**REQUEST**. Can you transcribe every record below exactly as it appears?

(Records from a data collection)

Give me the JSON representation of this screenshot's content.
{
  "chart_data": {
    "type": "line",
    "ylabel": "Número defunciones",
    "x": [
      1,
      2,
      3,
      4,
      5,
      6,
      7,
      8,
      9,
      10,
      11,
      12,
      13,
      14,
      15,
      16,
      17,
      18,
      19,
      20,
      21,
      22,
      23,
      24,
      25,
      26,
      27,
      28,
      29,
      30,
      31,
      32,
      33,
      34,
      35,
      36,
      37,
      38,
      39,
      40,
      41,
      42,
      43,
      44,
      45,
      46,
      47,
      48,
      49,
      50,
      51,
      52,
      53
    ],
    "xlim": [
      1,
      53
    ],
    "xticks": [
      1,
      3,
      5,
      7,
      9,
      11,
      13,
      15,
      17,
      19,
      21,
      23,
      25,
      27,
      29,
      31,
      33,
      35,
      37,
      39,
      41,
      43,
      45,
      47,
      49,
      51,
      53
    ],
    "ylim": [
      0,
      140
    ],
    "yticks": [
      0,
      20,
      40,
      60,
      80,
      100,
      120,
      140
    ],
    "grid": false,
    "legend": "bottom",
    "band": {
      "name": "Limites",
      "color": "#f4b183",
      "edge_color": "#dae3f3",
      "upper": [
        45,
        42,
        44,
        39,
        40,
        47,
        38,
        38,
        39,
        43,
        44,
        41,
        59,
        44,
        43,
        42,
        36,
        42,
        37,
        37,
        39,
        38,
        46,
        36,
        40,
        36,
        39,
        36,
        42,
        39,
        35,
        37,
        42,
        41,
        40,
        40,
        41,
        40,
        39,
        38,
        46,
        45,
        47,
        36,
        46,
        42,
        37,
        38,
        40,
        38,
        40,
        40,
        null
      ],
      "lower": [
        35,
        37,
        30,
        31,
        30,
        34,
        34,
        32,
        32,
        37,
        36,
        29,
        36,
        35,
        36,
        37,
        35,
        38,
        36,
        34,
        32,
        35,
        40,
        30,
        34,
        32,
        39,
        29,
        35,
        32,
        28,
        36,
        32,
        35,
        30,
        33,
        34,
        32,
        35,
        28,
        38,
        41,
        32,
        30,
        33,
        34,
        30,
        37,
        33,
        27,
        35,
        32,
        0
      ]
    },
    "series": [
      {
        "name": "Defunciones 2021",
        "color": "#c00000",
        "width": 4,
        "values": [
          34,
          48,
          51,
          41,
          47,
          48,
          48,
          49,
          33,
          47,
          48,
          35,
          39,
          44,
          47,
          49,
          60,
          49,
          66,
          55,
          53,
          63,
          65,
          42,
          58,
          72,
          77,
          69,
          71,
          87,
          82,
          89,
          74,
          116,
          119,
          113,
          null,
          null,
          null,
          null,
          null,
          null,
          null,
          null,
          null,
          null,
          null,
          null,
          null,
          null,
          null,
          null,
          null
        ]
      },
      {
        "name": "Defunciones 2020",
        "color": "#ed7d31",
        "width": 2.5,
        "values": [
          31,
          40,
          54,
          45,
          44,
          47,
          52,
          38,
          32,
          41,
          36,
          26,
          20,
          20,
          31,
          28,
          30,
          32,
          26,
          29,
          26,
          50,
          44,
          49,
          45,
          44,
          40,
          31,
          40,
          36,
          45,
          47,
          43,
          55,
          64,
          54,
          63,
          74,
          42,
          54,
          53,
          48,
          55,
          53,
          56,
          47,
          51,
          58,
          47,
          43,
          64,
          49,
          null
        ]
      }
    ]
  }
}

**EXERCISE ANSWER**.
Give me the JSON representation of this screenshot's content.
{
  "chart_data": {
    "type": "line",
    "ylabel": "Número defunciones",
    "x": [
      1,
      2,
      3,
      4,
      5,
      6,
      7,
      8,
      9,
      10,
      11,
      12,
      13,
      14,
      15,
      16,
      17,
      18,
      19,
      20,
      21,
      22,
      23,
      24,
      25,
      26,
      27,
      28,
      29,
      30,
      31,
      32,
      33,
      34,
      35,
      36,
      37,
      38,
      39,
      40,
      41,
      42,
      43,
      44,
      45,
      46,
      47,
      48,
      49,
      50,
      51,
      52,
      53
    ],
    "xlim": [
      1,
      53
    ],
    "xticks": [
      1,
      3,
      5,
      7,
      9,
      11,
      13,
      15,
      17,
      19,
      21,
      23,
      25,
      27,
      29,
      31,
      33,
      35,
      37,
      39,
      41,
      43,
      45,
      47,
      49,
      51,
      53
    ],
    "ylim": [
      0,
      140
    ],
    "yticks": [
      0,
      20,
      40,
      60,
      80,
      100,
      120,
      140
    ],
    "grid": false,
    "legend": "bottom",
    "band": {
      "name": "Limites",
      "color": "#f4b183",
      "edge_color": "#dae3f3",
      "upper": [
        45,
        42,
        44,
        39,
        40,
        47,
        38,
        38,
        39,
        43,
        44,
        41,
        59,
        44,
        43,
        42,
        36,
        42,
        37,
        37,
        39,
        38,
        46,
        36,
        40,
        36,
        39,
        36,
        42,
        39,
        35,
        37,
        42,
        41,
        40,
        40,
        41,
        40,
        39,
        38,
        46,
        45,
        47,
        36,
        46,
        42,
        37,
        38,
        40,
        38,
        40,
        40,
        null
      ],
      "lower": [
        35,
        37,
        30,
        31,
        30,
        34,
        34,
        32,
        32,
        37,
        36,
        29,
        36,
        35,
        36,
        37,
        35,
        38,
        36,
        34,
        32,
        35,
        40,
        30,
        34,
        32,
        39,
        29,
        35,
        32,
        28,
        36,
        32,
        35,
        30,
        33,
        34,
        32,
        35,
        28,
        38,
        41,
        32,
        30,
        33,
        34,
        30,
        37,
        33,
        27,
        35,
        32,
        0
      ]
    },
    "series": [
      {
        "name": "Defunciones 2021",
        "color": "#c00000",
        "width": 4,
        "values": [
          34,
          48,
          51,
          41,
          47,
          48,
          48,
          49,
          33,
          47,
          48,
          35,
          39,
          44,
          47,
          49,
          60,
          49,
          66,
          55,
          53,
          63,
          65,
          42,
          58,
          72,
          77,
          69,
          71,
          87,
          82,
          89,
          74,
          116,
          119,
          113,
          null,
          null,
          null,
          null,
          null,
          null,
          null,
          null,
          null,
          null,
          null,
          null,
          null,
          null,
          null,
          null,
          null
        ]
      },
      {
        "name": "Defunciones 2020",
        "color": "#ed7d31",
        "width": 2.5,
        "values": [
          31,
          40,
          54,
          45,
          44,
          47,
          52,
          38,
          32,
          41,
          36,
          26,
          20,
          20,
          31,
          28,
          30,
          32,
          26,
          29,
          26,
          50,
          44,
          49,
          45,
          44,
          40,
          31,
          40,
          36,
          45,
          47,
          43,
          55,
          64,
          54,
          63,
          74,
          42,
          54,
          53,
          48,
          55,
          53,
          56,
          47,
          51,
          58,
          47,
          43,
          64,
          49,
          null
        ]
      }
    ]
  }
}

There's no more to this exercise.